* What is required:
Copy out the listing that follows, exact in every word, and skip the images.

++++ Records provided

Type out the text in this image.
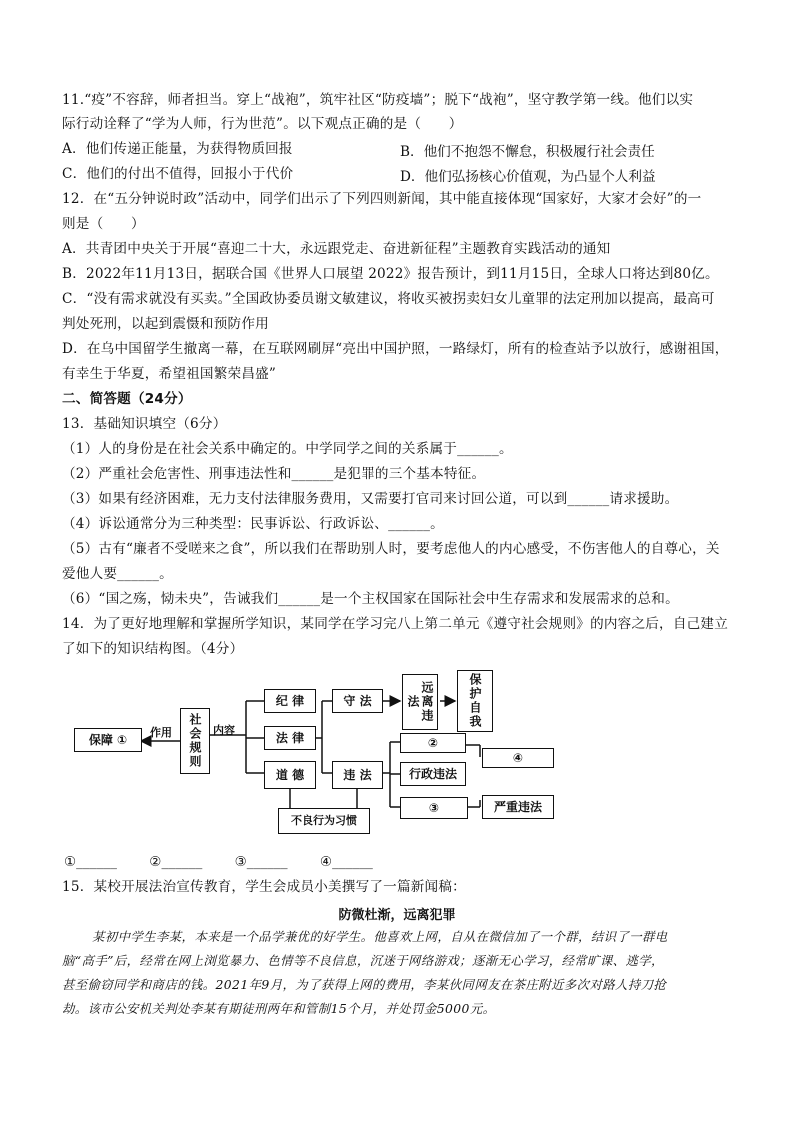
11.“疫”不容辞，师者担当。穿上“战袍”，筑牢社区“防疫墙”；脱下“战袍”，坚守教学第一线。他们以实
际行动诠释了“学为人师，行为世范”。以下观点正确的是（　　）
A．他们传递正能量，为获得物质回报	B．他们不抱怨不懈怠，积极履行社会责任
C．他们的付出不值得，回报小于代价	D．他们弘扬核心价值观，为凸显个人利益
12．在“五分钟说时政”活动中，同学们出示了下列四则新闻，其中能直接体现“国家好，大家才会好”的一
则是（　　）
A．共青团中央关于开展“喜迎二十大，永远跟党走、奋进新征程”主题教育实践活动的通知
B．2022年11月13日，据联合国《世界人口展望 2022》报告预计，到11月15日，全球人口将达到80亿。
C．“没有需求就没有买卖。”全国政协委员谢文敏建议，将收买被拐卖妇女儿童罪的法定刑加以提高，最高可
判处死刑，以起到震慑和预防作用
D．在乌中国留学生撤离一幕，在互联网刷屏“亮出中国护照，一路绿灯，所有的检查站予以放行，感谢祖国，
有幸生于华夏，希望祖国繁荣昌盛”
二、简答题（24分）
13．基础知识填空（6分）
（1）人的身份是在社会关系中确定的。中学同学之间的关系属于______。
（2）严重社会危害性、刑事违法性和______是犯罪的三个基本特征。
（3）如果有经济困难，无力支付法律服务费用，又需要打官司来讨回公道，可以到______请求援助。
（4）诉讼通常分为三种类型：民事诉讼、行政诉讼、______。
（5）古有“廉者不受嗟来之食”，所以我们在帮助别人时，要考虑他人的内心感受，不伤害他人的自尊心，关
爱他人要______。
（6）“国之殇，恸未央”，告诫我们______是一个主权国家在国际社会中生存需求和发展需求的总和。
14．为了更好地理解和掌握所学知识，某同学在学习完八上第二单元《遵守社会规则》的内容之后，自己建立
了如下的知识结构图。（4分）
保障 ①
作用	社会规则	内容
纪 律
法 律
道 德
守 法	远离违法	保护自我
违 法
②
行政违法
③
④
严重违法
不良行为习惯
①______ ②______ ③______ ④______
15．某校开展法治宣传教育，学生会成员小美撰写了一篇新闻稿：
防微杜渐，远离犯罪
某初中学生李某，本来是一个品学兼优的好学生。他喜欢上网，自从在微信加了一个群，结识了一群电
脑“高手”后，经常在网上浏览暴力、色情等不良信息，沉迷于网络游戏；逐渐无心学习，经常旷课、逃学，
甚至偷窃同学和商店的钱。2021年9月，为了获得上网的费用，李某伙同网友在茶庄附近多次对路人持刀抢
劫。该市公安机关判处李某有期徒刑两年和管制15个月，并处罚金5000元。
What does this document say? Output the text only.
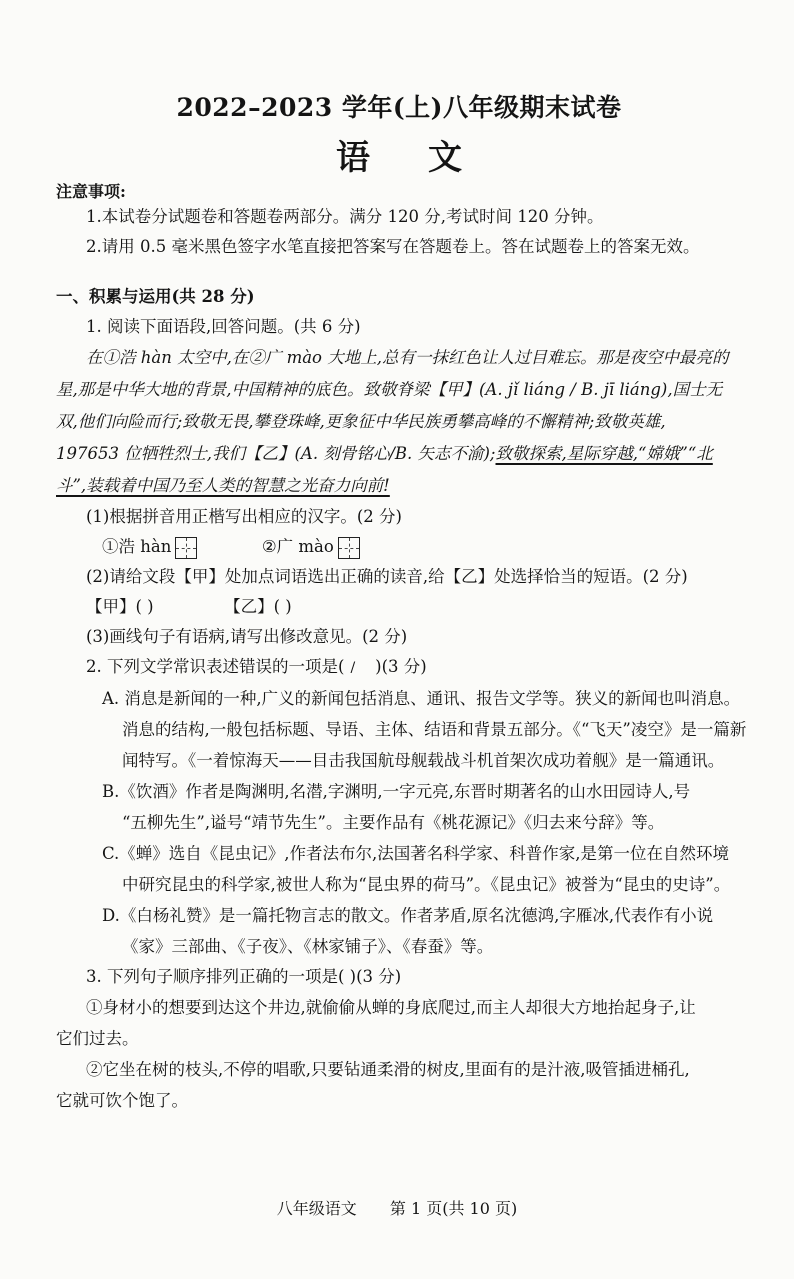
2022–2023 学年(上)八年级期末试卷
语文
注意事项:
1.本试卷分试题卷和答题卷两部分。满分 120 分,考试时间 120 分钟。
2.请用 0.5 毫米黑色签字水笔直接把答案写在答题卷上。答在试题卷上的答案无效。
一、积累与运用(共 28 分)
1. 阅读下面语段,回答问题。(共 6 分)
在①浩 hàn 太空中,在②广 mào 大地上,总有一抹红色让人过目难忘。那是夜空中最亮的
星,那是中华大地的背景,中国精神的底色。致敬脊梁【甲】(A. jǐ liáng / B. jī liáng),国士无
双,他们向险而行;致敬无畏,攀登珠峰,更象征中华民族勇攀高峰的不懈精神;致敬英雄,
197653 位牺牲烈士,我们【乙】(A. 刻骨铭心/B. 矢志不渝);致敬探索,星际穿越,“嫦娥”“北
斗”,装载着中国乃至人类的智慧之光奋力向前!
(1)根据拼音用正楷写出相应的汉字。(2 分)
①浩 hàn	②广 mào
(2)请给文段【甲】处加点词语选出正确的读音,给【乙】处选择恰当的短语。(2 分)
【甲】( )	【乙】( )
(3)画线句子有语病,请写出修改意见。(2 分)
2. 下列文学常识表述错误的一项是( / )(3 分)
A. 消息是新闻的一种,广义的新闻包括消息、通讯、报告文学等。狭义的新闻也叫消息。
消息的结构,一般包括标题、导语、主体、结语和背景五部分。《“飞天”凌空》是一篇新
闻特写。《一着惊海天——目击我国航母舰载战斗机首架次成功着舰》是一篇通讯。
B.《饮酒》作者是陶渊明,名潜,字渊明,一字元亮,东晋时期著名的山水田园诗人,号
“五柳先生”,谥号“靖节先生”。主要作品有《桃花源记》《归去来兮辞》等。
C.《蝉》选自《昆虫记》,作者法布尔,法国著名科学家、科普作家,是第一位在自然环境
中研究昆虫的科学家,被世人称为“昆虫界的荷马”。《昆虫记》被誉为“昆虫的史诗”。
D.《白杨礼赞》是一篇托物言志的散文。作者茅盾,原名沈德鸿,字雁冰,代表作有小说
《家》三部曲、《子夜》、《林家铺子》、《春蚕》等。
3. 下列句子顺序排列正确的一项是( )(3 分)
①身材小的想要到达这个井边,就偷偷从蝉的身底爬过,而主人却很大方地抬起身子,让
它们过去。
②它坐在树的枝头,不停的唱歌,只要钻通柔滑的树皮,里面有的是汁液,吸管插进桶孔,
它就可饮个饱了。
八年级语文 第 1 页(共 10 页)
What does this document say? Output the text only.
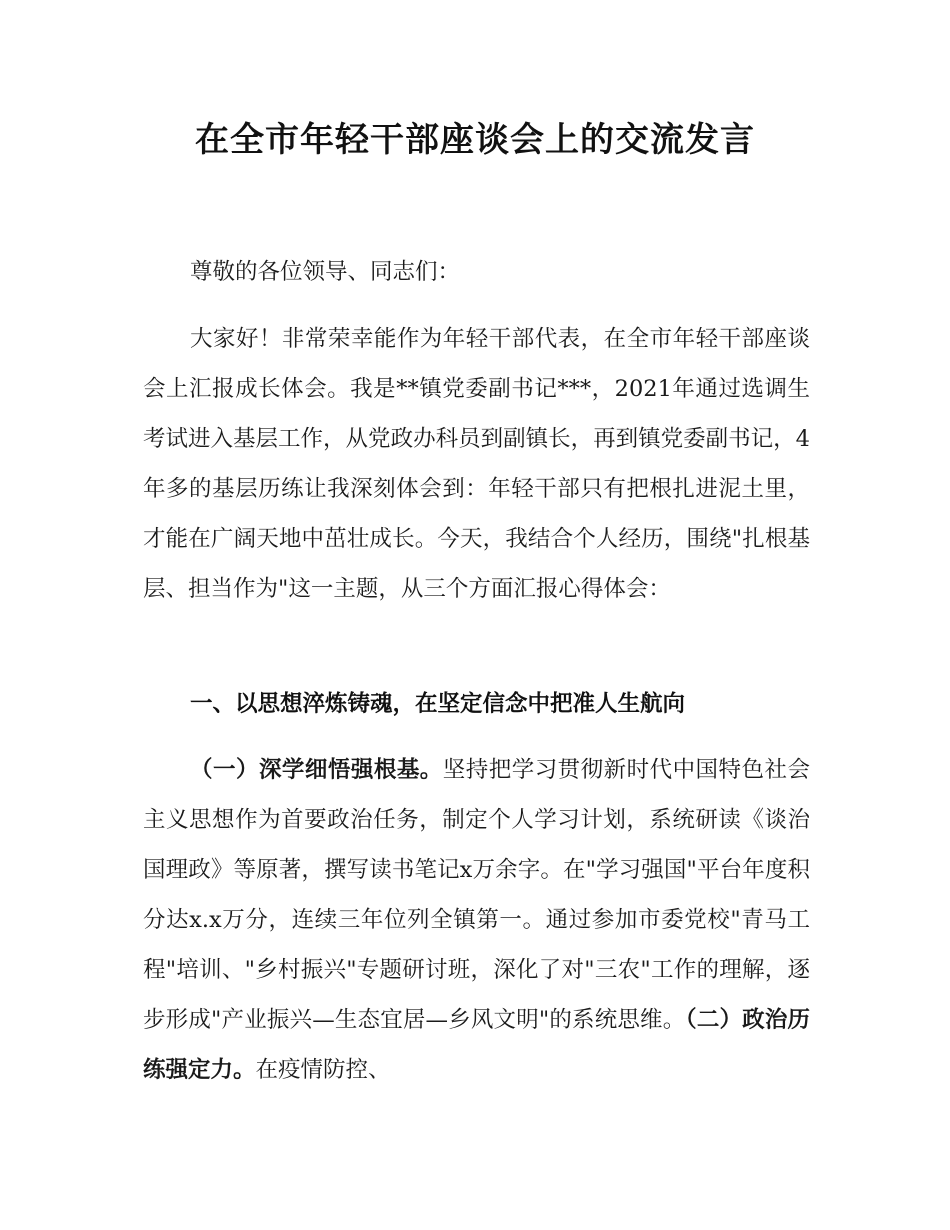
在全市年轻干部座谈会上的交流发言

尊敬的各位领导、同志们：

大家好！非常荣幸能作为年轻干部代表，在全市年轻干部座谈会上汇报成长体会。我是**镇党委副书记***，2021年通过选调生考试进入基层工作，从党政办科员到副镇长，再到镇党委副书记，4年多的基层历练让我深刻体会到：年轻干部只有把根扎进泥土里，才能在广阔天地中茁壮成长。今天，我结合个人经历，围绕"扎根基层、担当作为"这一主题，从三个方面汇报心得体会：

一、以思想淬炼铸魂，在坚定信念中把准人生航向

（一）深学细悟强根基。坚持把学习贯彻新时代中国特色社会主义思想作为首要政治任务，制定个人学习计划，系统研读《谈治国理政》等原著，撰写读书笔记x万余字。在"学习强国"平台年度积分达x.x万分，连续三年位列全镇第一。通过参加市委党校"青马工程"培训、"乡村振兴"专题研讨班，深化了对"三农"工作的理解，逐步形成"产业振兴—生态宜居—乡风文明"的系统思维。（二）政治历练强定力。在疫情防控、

++++++++

* Problem solution:
Type out the text in this image.
11.“疫”不容辞，师者担当。穿上“战袍”，筑牢社区“防疫墙”；脱下“战袍”，坚守教学第一线。他们以实
际行动诠释了“学为人师，行为世范”。以下观点正确的是（　　）
A．他们传递正能量，为获得物质回报	B．他们不抱怨不懈怠，积极履行社会责任
C．他们的付出不值得，回报小于代价	D．他们弘扬核心价值观，为凸显个人利益
12．在“五分钟说时政”活动中，同学们出示了下列四则新闻，其中能直接体现“国家好，大家才会好”的一
则是（　　）
A．共青团中央关于开展“喜迎二十大，永远跟党走、奋进新征程”主题教育实践活动的通知
B．2022年11月13日，据联合国《世界人口展望 2022》报告预计，到11月15日，全球人口将达到80亿。
C．“没有需求就没有买卖。”全国政协委员谢文敏建议，将收买被拐卖妇女儿童罪的法定刑加以提高，最高可
判处死刑，以起到震慑和预防作用
D．在乌中国留学生撤离一幕，在互联网刷屏“亮出中国护照，一路绿灯，所有的检查站予以放行，感谢祖国，
有幸生于华夏，希望祖国繁荣昌盛”
二、简答题（24分）
13．基础知识填空（6分）
（1）人的身份是在社会关系中确定的。中学同学之间的关系属于______。
（2）严重社会危害性、刑事违法性和______是犯罪的三个基本特征。
（3）如果有经济困难，无力支付法律服务费用，又需要打官司来讨回公道，可以到______请求援助。
（4）诉讼通常分为三种类型：民事诉讼、行政诉讼、______。
（5）古有“廉者不受嗟来之食”，所以我们在帮助别人时，要考虑他人的内心感受，不伤害他人的自尊心，关
爱他人要______。
（6）“国之殇，恸未央”，告诫我们______是一个主权国家在国际社会中生存需求和发展需求的总和。
14．为了更好地理解和掌握所学知识，某同学在学习完八上第二单元《遵守社会规则》的内容之后，自己建立
了如下的知识结构图。（4分）
保障 ①
作用	社会规则	内容
纪 律
法 律
道 德
守 法	远离违法	保护自我
违 法
②
行政违法
③
④
严重违法
不良行为习惯
①______ ②______ ③______ ④______
15．某校开展法治宣传教育，学生会成员小美撰写了一篇新闻稿：
防微杜渐，远离犯罪
某初中学生李某，本来是一个品学兼优的好学生。他喜欢上网，自从在微信加了一个群，结识了一群电
脑“高手”后，经常在网上浏览暴力、色情等不良信息，沉迷于网络游戏；逐渐无心学习，经常旷课、逃学，
甚至偷窃同学和商店的钱。2021年9月，为了获得上网的费用，李某伙同网友在茶庄附近多次对路人持刀抢
劫。该市公安机关判处李某有期徒刑两年和管制15个月，并处罚金5000元。
What does this document say? Output the text only.
2022–2023 学年(上)八年级期末试卷
语文
注意事项:
1.本试卷分试题卷和答题卷两部分。满分 120 分,考试时间 120 分钟。
2.请用 0.5 毫米黑色签字水笔直接把答案写在答题卷上。答在试题卷上的答案无效。
一、积累与运用(共 28 分)
1. 阅读下面语段,回答问题。(共 6 分)
在①浩 hàn 太空中,在②广 mào 大地上,总有一抹红色让人过目难忘。那是夜空中最亮的
星,那是中华大地的背景,中国精神的底色。致敬脊梁【甲】(A. jǐ liáng / B. jī liáng),国士无
双,他们向险而行;致敬无畏,攀登珠峰,更象征中华民族勇攀高峰的不懈精神;致敬英雄,
197653 位牺牲烈士,我们【乙】(A. 刻骨铭心/B. 矢志不渝);致敬探索,星际穿越,“嫦娥”“北
斗”,装载着中国乃至人类的智慧之光奋力向前!
(1)根据拼音用正楷写出相应的汉字。(2 分)
①浩 hàn	②广 mào
(2)请给文段【甲】处加点词语选出正确的读音,给【乙】处选择恰当的短语。(2 分)
【甲】( )	【乙】( )
(3)画线句子有语病,请写出修改意见。(2 分)
2. 下列文学常识表述错误的一项是( / )(3 分)
A. 消息是新闻的一种,广义的新闻包括消息、通讯、报告文学等。狭义的新闻也叫消息。
消息的结构,一般包括标题、导语、主体、结语和背景五部分。《“飞天”凌空》是一篇新
闻特写。《一着惊海天——目击我国航母舰载战斗机首架次成功着舰》是一篇通讯。
B.《饮酒》作者是陶渊明,名潜,字渊明,一字元亮,东晋时期著名的山水田园诗人,号
“五柳先生”,谥号“靖节先生”。主要作品有《桃花源记》《归去来兮辞》等。
C.《蝉》选自《昆虫记》,作者法布尔,法国著名科学家、科普作家,是第一位在自然环境
中研究昆虫的科学家,被世人称为“昆虫界的荷马”。《昆虫记》被誉为“昆虫的史诗”。
D.《白杨礼赞》是一篇托物言志的散文。作者茅盾,原名沈德鸿,字雁冰,代表作有小说
《家》三部曲、《子夜》、《林家铺子》、《春蚕》等。
3. 下列句子顺序排列正确的一项是( )(3 分)
①身材小的想要到达这个井边,就偷偷从蝉的身底爬过,而主人却很大方地抬起身子,让
它们过去。
②它坐在树的枝头,不停的唱歌,只要钻通柔滑的树皮,里面有的是汁液,吸管插进桶孔,
它就可饮个饱了。
八年级语文 第 1 页(共 10 页)
What does this document say? Output the text only.
在全市年轻干部座谈会上的交流发言

尊敬的各位领导、同志们：

大家好！非常荣幸能作为年轻干部代表，在全市年轻干部座谈会上汇报成长体会。我是**镇党委副书记***，2021年通过选调生考试进入基层工作，从党政办科员到副镇长，再到镇党委副书记，4年多的基层历练让我深刻体会到：年轻干部只有把根扎进泥土里，才能在广阔天地中茁壮成长。今天，我结合个人经历，围绕"扎根基层、担当作为"这一主题，从三个方面汇报心得体会：

一、以思想淬炼铸魂，在坚定信念中把准人生航向

（一）深学细悟强根基。坚持把学习贯彻新时代中国特色社会主义思想作为首要政治任务，制定个人学习计划，系统研读《谈治国理政》等原著，撰写读书笔记x万余字。在"学习强国"平台年度积分达x.x万分，连续三年位列全镇第一。通过参加市委党校"青马工程"培训、"乡村振兴"专题研讨班，深化了对"三农"工作的理解，逐步形成"产业振兴—生态宜居—乡风文明"的系统思维。（二）政治历练强定力。在疫情防控、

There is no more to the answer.